:: VORLIEGENDER TEXT

Vorbericht - SVM morgen in Lüneburg

Meppen gastiert in Lüneburger
Andere Vorzeichen als im Hinspiel

Die Termine für die Relegation zur 3. Liga stehen seit dieser Woche endlich endgültig fest – so schnell wie möglich wollen die Fußballer des SV Meppen nun das Ticket für die beiden Entscheidungsspiele lösen. Am Sonntag gastieren die Blau-Weißen um 15 Uhr beim Lüneburger SK Hansa. Die Vorzeichen haben sich im Vergleich zum Hinspiel aber deutlich geändert.

Mitte September gastierte der LSK nämlich auf einem Mittwochabend in Meppen. Es war damals das mit Spannung erwartete Topspiel, nachdem der SVM mit acht Siegen startete und auch die Lüneburger einen bärenstarken Saisonstart mit 19 Zählern aus acht Partien hinlegten.

Knapp 3700 Zuschauer bereuten ihr Kommen an diesem Abend nicht. In einer hochklassigen Partie bestimmte das Team von Christian Neidhart die Partie, es ging jedoch mit einem torlosen Unentschieden in die Kabine. Unmittelbar nach Wiederanpfiff brachte Torjäger Benjamin Girth die Meppener in Führung, doch Lüneburg glich nach einer Stunde mit der einzigen Chance durch Pascal Eggert aus. Als sich alle Zuschauer nach Ablauf der 90 Minuten schon mit der ersten Punkteteilung der Saison zufrieden gaben, kam noch einmal ein letzter Ball in den Lüneburger Strafraum. Dort setzte sich Girth mit purer Willenskraft gegen seinen Gegenspieler durch und bugsierte die Kugel per Grätsche irgendwie über die Linie – die Hänsch-Arena kochte.

Es war sicher einer der denkwürdigsten Momente der an Höhepunkten alles andere als armen bisherigen Saison. Während der SVM seitdem an der Spitze einsam seine Kreise zieht, befinden sich die Lüneburger allerdings im Sinkflug. Inzwischen ist das Team von Elard Ostermann mit 30 Zählern nur noch Tabellenzwölfter. Allerdings hat der LSK auch erst 23 Partien absolviert, in große Abstiegsnöte sollte die Mannschaft eigentlich nicht mehr geraten.

Dennoch ist bereits seit Wochen der Wurm drin. Der letzte Sieg ist inzwischen acht Spiele her und datiert vom 6. November (1:0 gegen HSV 2). Insgesamt gelang nur ein Erfolg in den letzten zwölf Spielen. Unrühmlicher Tiefpunkt war sicherlich die 0:4-Klatsche bei Schlusslicht SV Eichede. Auch unter der Woche gab es im Nachholspiel gegen den ETSV Weiche Flensburg nichts zu jubeln: Lüneburg musste sich knapp mit 0:1 geschlagen geben.

::::
:: BEREITGESTELLTES MATERIAL

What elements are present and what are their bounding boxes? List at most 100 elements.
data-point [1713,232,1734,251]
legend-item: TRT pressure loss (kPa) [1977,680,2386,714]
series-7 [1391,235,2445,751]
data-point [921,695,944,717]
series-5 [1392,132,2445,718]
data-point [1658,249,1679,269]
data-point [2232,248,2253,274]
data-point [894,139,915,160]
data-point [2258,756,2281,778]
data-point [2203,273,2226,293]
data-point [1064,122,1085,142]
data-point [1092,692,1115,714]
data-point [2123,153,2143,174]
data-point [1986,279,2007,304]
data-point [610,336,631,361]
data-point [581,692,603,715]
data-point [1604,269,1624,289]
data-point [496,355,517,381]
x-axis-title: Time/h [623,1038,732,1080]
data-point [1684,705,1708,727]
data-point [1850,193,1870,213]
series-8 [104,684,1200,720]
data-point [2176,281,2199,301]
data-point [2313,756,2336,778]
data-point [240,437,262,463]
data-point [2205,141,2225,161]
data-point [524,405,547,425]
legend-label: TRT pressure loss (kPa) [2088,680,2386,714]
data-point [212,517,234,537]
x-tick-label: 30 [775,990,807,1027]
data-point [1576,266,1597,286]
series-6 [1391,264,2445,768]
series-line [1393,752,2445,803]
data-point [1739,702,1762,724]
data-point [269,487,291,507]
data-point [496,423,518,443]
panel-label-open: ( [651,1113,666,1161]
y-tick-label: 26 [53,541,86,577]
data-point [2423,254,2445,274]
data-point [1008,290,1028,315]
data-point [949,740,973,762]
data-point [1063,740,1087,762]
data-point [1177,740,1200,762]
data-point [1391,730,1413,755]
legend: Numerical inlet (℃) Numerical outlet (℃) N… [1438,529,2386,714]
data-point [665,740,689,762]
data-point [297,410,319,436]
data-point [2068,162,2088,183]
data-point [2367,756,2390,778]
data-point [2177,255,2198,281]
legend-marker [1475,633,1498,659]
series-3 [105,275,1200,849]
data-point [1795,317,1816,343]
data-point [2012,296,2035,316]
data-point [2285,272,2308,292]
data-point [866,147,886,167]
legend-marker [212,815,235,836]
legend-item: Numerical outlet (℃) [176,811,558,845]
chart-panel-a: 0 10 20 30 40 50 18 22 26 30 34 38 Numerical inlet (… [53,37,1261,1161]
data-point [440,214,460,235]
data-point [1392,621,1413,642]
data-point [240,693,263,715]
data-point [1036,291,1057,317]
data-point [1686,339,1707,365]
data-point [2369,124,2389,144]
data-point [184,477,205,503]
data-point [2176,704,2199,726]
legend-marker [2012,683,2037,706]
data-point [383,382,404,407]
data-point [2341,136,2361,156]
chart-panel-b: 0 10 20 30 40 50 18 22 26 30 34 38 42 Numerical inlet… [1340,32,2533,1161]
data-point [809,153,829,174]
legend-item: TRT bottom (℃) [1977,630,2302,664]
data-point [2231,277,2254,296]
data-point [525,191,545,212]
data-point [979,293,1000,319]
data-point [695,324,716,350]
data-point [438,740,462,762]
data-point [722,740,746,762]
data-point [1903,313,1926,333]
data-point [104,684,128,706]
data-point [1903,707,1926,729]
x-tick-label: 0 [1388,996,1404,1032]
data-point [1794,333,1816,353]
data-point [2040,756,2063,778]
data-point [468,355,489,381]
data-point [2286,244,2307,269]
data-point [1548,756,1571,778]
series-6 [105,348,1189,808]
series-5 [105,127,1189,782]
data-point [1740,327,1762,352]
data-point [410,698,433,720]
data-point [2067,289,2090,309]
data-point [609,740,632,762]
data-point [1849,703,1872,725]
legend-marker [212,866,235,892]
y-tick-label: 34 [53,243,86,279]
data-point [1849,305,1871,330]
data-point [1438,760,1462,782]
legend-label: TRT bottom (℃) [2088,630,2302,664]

::::

_AUFGABEN ZUR ÜBUNG_
(a) Wie viele Zuschauer verfolgten laut dem Vorbericht das Hinspiel in Meppen?
(b) Prüfen Sie, ob die folgenden Aussagen mit dem Vorbericht übereinstimmen, und belegen Sie jede Antwort mit einem wörtlichen Zitat: (i) Die Partie am Sonntag beginnt um 15 Uhr. (ii) Den Lüneburger Ausgleich im Hinspiel erzielte Benjamin Girth. (iii) Lüneburg gewann das Nachholspiel gegen den ETSV Weiche Flensburg.

_LÖSUNGEN ZUR ÜBUNG_
(a) Knapp 3700 Zuschauer.

(b)
(i) Ja: „Am Sonntag gastieren die Blau-Weißen um 15 Uhr beim Lüneburger SK Hansa.“
(ii) Nein: „doch Lüneburg glich nach einer Stunde mit der einzigen Chance durch Pascal Eggert aus“
(iii) Nein: „Lüneburg musste sich knapp mit 0:1 geschlagen geben.“